* **Supplied data**
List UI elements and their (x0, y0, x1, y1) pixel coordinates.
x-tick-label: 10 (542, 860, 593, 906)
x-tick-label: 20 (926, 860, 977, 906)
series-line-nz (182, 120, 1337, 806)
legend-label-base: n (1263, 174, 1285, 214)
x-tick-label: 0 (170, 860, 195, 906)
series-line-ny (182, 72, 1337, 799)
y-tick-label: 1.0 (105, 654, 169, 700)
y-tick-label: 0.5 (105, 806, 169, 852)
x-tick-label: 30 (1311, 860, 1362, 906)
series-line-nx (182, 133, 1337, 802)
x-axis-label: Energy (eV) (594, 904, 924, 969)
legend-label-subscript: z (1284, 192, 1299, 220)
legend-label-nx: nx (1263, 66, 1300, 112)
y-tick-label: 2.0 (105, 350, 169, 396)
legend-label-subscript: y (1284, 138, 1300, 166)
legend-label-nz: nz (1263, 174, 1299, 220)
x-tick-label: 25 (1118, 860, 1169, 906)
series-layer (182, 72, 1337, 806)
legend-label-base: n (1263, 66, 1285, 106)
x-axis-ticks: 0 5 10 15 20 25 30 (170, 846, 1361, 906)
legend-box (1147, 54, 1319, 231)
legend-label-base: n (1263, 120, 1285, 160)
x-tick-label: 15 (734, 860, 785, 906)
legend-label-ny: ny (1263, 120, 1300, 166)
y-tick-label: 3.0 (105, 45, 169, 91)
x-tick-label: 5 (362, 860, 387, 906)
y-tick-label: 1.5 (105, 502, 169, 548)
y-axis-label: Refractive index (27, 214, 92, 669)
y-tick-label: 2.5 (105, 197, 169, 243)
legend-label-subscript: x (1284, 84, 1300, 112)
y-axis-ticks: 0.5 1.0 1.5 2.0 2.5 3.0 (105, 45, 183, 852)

* **What you have to do**
Rewrite every line of the records above as a numbered list, leaving out any blank lines.

* **Exercise solution**
1. List UI elements and their (x0, y0, x1, y1) pixel coordinates.
2. x-tick-label: 10 (542, 860, 593, 906)
3. x-tick-label: 20 (926, 860, 977, 906)
4. series-line-nz (182, 120, 1337, 806)
5. legend-label-base: n (1263, 174, 1285, 214)
6. x-tick-label: 0 (170, 860, 195, 906)
7. series-line-ny (182, 72, 1337, 799)
8. y-tick-label: 1.0 (105, 654, 169, 700)
9. y-tick-label: 0.5 (105, 806, 169, 852)
10. x-tick-label: 30 (1311, 860, 1362, 906)
11. series-line-nx (182, 133, 1337, 802)
12. x-axis-label: Energy (eV) (594, 904, 924, 969)
13. legend-label-subscript: z (1284, 192, 1299, 220)
14. legend-label-nx: nx (1263, 66, 1300, 112)
15. y-tick-label: 2.0 (105, 350, 169, 396)
16. legend-label-subscript: y (1284, 138, 1300, 166)
17. legend-label-nz: nz (1263, 174, 1299, 220)
18. x-tick-label: 25 (1118, 860, 1169, 906)
19. series-layer (182, 72, 1337, 806)
20. legend-label-base: n (1263, 66, 1285, 106)
21. x-axis-ticks: 0 5 10 15 20 25 30 (170, 846, 1361, 906)
22. legend-box (1147, 54, 1319, 231)
23. legend-label-base: n (1263, 120, 1285, 160)
24. x-tick-label: 15 (734, 860, 785, 906)
25. legend-label-ny: ny (1263, 120, 1300, 166)
26. y-tick-label: 3.0 (105, 45, 169, 91)
27. x-tick-label: 5 (362, 860, 387, 906)
28. y-tick-label: 1.5 (105, 502, 169, 548)
29. y-axis-label: Refractive index (27, 214, 92, 669)
30. y-tick-label: 2.5 (105, 197, 169, 243)
31. legend-label-subscript: x (1284, 84, 1300, 112)
32. y-axis-ticks: 0.5 1.0 1.5 2.0 2.5 3.0 (105, 45, 183, 852)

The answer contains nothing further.